What you need to do: All of the listing below must be repeated word for word. Pictures are the only thing to omit.

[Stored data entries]
:::
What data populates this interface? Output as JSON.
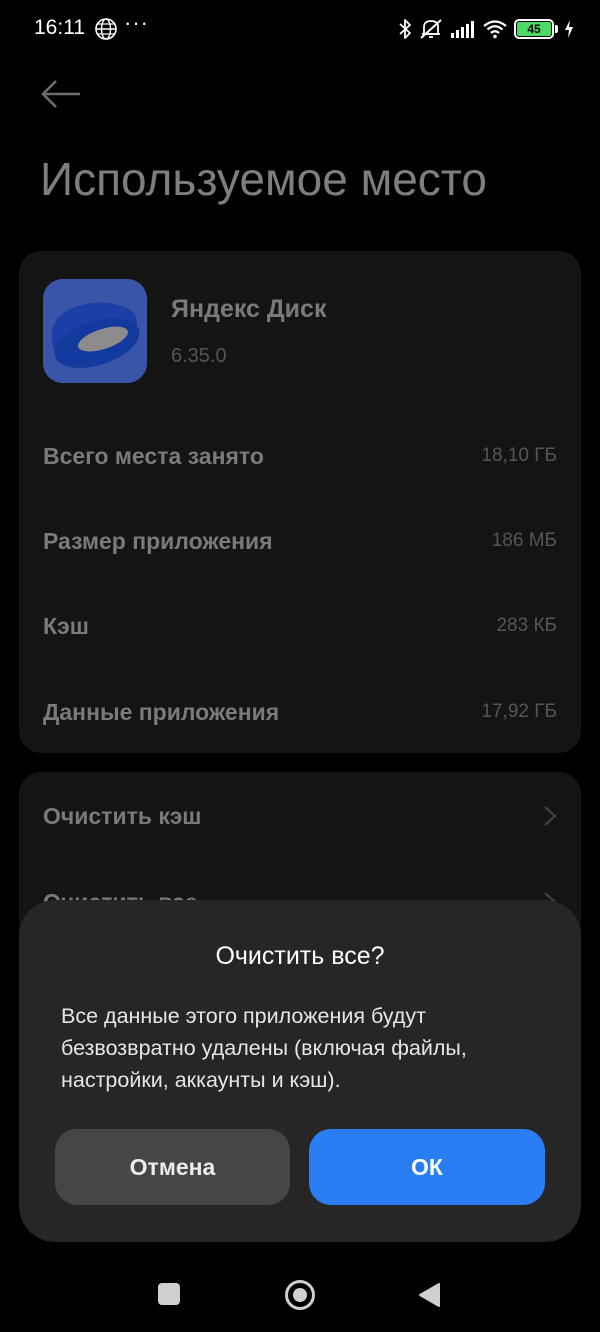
{
  "status_bar": {
    "time": "16:11",
    "dots": "···",
    "battery": "45",
    "icons": [
      "globe-icon",
      "bluetooth-icon",
      "mute-icon",
      "signal-icon",
      "wifi-icon",
      "battery-icon",
      "charging-icon"
    ]
  },
  "header": {
    "title": "Используемое место"
  },
  "app": {
    "name": "Яндекс Диск",
    "version": "6.35.0",
    "icon_color": "#3a55a8"
  },
  "storage": {
    "rows": [
      {
        "label": "Всего места занято",
        "value": "18,10 ГБ"
      },
      {
        "label": "Размер приложения",
        "value": "186 МБ"
      },
      {
        "label": "Кэш",
        "value": "283 КБ"
      },
      {
        "label": "Данные приложения",
        "value": "17,92 ГБ"
      }
    ]
  },
  "actions": [
    {
      "label": "Очистить кэш"
    },
    {
      "label": "Очистить все"
    }
  ],
  "dialog": {
    "title": "Очистить все?",
    "message": "Все данные этого приложения будут безвозвратно удалены (включая файлы, настройки, аккаунты и кэш).",
    "cancel_label": "Отмена",
    "ok_label": "ОК"
  },
  "colors": {
    "accent": "#2a7ef4",
    "dialog_bg": "#262626",
    "card_bg": "#141414"
  }
}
:::
Result:
What data populates this interface? Output as JSON.
{
  "status_bar": {
    "time": "16:11",
    "dots": "···",
    "battery": "45",
    "icons": [
      "globe-icon",
      "bluetooth-icon",
      "mute-icon",
      "signal-icon",
      "wifi-icon",
      "battery-icon",
      "charging-icon"
    ]
  },
  "header": {
    "title": "Используемое место"
  },
  "app": {
    "name": "Яндекс Диск",
    "version": "6.35.0",
    "icon_color": "#3a55a8"
  },
  "storage": {
    "rows": [
      {
        "label": "Всего места занято",
        "value": "18,10 ГБ"
      },
      {
        "label": "Размер приложения",
        "value": "186 МБ"
      },
      {
        "label": "Кэш",
        "value": "283 КБ"
      },
      {
        "label": "Данные приложения",
        "value": "17,92 ГБ"
      }
    ]
  },
  "actions": [
    {
      "label": "Очистить кэш"
    },
    {
      "label": "Очистить все"
    }
  ],
  "dialog": {
    "title": "Очистить все?",
    "message": "Все данные этого приложения будут безвозвратно удалены (включая файлы, настройки, аккаунты и кэш).",
    "cancel_label": "Отмена",
    "ok_label": "ОК"
  },
  "colors": {
    "accent": "#2a7ef4",
    "dialog_bg": "#262626",
    "card_bg": "#141414"
  }
}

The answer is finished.